§ **What to produce**: Return every line of the material exactly.

§ **Material provided**:
-- Start --
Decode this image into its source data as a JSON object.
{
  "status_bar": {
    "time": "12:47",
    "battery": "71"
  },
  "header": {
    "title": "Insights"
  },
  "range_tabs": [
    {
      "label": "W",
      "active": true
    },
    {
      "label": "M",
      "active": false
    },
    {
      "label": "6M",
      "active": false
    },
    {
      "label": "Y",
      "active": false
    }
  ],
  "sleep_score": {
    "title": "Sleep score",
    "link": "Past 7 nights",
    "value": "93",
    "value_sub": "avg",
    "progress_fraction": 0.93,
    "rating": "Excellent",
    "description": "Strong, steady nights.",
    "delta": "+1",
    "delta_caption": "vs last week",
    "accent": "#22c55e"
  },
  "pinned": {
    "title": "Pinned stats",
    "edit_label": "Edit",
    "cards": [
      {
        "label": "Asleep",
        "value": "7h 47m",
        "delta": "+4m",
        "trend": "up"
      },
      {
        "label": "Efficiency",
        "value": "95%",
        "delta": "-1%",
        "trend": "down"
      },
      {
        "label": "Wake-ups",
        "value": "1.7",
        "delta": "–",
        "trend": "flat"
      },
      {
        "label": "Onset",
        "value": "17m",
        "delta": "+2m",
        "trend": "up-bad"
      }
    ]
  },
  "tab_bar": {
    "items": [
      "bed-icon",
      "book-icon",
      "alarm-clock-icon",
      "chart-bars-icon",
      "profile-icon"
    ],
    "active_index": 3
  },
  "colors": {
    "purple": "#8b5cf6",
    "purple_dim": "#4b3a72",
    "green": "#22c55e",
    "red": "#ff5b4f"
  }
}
-- End --
§ **Full output**:
Decode this image into its source data as a JSON object.
{
  "status_bar": {
    "time": "12:47",
    "battery": "71"
  },
  "header": {
    "title": "Insights"
  },
  "range_tabs": [
    {
      "label": "W",
      "active": true
    },
    {
      "label": "M",
      "active": false
    },
    {
      "label": "6M",
      "active": false
    },
    {
      "label": "Y",
      "active": false
    }
  ],
  "sleep_score": {
    "title": "Sleep score",
    "link": "Past 7 nights",
    "value": "93",
    "value_sub": "avg",
    "progress_fraction": 0.93,
    "rating": "Excellent",
    "description": "Strong, steady nights.",
    "delta": "+1",
    "delta_caption": "vs last week",
    "accent": "#22c55e"
  },
  "pinned": {
    "title": "Pinned stats",
    "edit_label": "Edit",
    "cards": [
      {
        "label": "Asleep",
        "value": "7h 47m",
        "delta": "+4m",
        "trend": "up"
      },
      {
        "label": "Efficiency",
        "value": "95%",
        "delta": "-1%",
        "trend": "down"
      },
      {
        "label": "Wake-ups",
        "value": "1.7",
        "delta": "–",
        "trend": "flat"
      },
      {
        "label": "Onset",
        "value": "17m",
        "delta": "+2m",
        "trend": "up-bad"
      }
    ]
  },
  "tab_bar": {
    "items": [
      "bed-icon",
      "book-icon",
      "alarm-clock-icon",
      "chart-bars-icon",
      "profile-icon"
    ],
    "active_index": 3
  },
  "colors": {
    "purple": "#8b5cf6",
    "purple_dim": "#4b3a72",
    "green": "#22c55e",
    "red": "#ff5b4f"
  }
}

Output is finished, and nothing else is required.